------ Given text ------
It has never been so easy in our industry to be a smart ass. With one click of a button you can read what all the foremost thinkers in modern communication believe about certain ads, agencies, the landscape—anything really. We are all too willing to air our views on Twitter, blogs, podcasts, even newspapers and magazines. Is that a bad thing? What am I doing right now?
In theory this abundance of thinking should be a great boon for everyone. But sadly what is happening is the regurgitation of the same old stuff over and over again. Everyone follows the same people. Everyone re-Tweets the same links. Everyone reads the same blogs and comments on the same crap on AgencySpy. Everyone checks in at the same events and angles for the same party tickets in Austin and the South of France. Why? Why does everyone do this? Because it’s easy. It’s easy and it’s fun. And because people get paid quite handsomely to do it.
What’s more fun than sitting around a conference table with some dudes trading stories and things you have read on the internet, sounding smart and getting paid? No wonder everyone is at it. You’d be a sucker not to be. But just like anything that seems good for you but actually is not, this addictive behavior—what I call the digital disease—is both debilitating and highly infectious.
Over the years we have been conditioned to think. To try to think our way out of our clients’ problems. Clearly thinking is a good thing. But thinking without doing, without making, is, I believe, the biggest threat facing most agencies right now.
When everyone is tweeting the same stuff and all agencies are talking about changing models, the only way to truly distinguish yourself as an individual and as a business is through output. By that I don’t mean PowerPoint pictures and pyramids. I mean creative work. And to be clear, everyone is responsible for the creative work. Agencies should exist to make work.
Yet why is it that even though the means of production have never been cheaper and more readily available, we seem to be making less and less stuff? Perhaps you do make lots of stuff—kudos—and perhaps I got used to making a disproportionally high amount of stuff when I was in London and it was always this way in the US. But I think not, not to such an extent anyway. No doubt the shitty economy of a few years back—we are still in that right?—doesn’t help. But it doesn’t make sense to produce less work when it costs so little.
------ Record excerpts ------
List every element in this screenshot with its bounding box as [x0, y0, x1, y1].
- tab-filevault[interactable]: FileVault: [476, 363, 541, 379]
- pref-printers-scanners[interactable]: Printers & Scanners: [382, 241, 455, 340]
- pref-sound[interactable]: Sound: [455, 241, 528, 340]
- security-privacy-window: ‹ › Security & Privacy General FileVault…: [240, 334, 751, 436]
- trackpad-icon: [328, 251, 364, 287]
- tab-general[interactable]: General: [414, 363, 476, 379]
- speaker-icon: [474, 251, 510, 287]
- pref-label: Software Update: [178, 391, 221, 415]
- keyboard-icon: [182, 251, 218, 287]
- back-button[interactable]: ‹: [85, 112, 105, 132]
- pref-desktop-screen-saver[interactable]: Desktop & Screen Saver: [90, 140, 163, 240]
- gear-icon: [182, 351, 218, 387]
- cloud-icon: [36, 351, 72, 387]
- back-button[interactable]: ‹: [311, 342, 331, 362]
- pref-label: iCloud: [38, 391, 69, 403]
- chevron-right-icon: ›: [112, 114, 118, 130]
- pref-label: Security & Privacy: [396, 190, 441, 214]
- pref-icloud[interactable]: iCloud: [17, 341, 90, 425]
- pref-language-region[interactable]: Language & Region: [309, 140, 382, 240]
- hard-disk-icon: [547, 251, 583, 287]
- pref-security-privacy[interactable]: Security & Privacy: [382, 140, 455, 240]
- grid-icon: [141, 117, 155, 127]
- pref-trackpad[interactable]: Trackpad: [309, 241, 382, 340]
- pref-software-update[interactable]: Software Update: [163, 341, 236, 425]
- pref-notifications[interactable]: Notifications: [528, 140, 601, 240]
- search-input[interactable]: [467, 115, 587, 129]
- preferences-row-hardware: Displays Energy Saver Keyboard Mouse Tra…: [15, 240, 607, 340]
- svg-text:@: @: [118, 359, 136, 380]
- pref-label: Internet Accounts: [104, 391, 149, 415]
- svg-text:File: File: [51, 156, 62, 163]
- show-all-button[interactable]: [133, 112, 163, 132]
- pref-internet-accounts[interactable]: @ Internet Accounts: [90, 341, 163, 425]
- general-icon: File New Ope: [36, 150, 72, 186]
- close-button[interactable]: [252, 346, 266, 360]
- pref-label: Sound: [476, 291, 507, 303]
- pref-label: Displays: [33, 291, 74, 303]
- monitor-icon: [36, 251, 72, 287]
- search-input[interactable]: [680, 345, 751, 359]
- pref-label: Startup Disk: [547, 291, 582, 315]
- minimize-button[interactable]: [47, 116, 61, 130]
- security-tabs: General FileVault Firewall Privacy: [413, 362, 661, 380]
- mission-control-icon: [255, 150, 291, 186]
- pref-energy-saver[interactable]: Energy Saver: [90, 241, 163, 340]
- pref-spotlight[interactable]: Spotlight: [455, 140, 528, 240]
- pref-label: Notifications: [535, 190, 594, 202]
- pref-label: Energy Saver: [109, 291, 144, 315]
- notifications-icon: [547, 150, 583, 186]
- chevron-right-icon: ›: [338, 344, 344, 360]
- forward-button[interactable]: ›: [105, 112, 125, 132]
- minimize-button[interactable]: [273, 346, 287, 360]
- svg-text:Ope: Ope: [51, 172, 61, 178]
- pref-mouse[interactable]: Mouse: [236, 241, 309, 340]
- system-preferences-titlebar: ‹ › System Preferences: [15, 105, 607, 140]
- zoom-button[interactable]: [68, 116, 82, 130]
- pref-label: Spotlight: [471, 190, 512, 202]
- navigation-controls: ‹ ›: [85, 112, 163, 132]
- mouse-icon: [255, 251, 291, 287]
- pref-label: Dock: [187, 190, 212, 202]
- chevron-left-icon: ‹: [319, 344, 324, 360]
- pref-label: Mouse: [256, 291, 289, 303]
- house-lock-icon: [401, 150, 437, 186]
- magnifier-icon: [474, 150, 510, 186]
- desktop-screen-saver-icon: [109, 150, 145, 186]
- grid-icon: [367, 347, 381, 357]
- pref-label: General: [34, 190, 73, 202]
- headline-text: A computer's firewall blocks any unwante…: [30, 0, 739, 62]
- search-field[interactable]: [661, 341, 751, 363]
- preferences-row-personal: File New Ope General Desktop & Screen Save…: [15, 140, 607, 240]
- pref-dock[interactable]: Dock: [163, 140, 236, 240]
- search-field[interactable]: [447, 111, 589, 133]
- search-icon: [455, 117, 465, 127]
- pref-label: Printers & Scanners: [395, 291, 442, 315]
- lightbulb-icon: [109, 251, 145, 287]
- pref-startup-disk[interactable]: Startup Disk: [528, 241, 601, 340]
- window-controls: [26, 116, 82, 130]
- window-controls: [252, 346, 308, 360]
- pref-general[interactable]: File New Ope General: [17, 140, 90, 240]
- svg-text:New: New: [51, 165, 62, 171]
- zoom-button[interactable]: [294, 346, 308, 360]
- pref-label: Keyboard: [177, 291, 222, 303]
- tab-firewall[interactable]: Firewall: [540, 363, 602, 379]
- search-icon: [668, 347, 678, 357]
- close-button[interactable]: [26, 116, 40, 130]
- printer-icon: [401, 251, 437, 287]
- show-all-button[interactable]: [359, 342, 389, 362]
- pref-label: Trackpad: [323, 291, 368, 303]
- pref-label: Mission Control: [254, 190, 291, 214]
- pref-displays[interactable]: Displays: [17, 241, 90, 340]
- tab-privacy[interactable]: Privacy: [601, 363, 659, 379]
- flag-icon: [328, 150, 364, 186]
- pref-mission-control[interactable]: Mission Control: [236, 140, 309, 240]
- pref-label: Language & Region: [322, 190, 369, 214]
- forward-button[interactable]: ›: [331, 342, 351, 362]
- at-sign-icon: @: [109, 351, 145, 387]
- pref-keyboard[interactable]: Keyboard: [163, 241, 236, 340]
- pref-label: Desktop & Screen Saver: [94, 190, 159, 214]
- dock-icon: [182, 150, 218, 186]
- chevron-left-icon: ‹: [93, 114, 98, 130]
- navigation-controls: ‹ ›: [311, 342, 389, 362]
------
Problem statement. Write out the part of the essay on agency thinking that opens with "When everyone is" and closes with "costs so little.", swapping "creative work" for "original work".

Result of this task.
When everyone is tweeting the same stuff and all agencies are talking about changing models, the only way to truly distinguish yourself as an individual and as a business is through output. By that I don’t mean PowerPoint pictures and pyramids. I mean original work. And to be clear, everyone is responsible for the original work. Agencies should exist to make work.
Yet why is it that even though the means of production have never been cheaper and more readily available, we seem to be making less and less stuff? Perhaps you do make lots of stuff—kudos—and perhaps I got used to making a disproportionally high amount of stuff when I was in London and it was always this way in the US. But I think not, not to such an extent anyway. No doubt the shitty economy of a few years back—we are still in that right?—doesn’t help. But it doesn’t make sense to produce less work when it costs so little.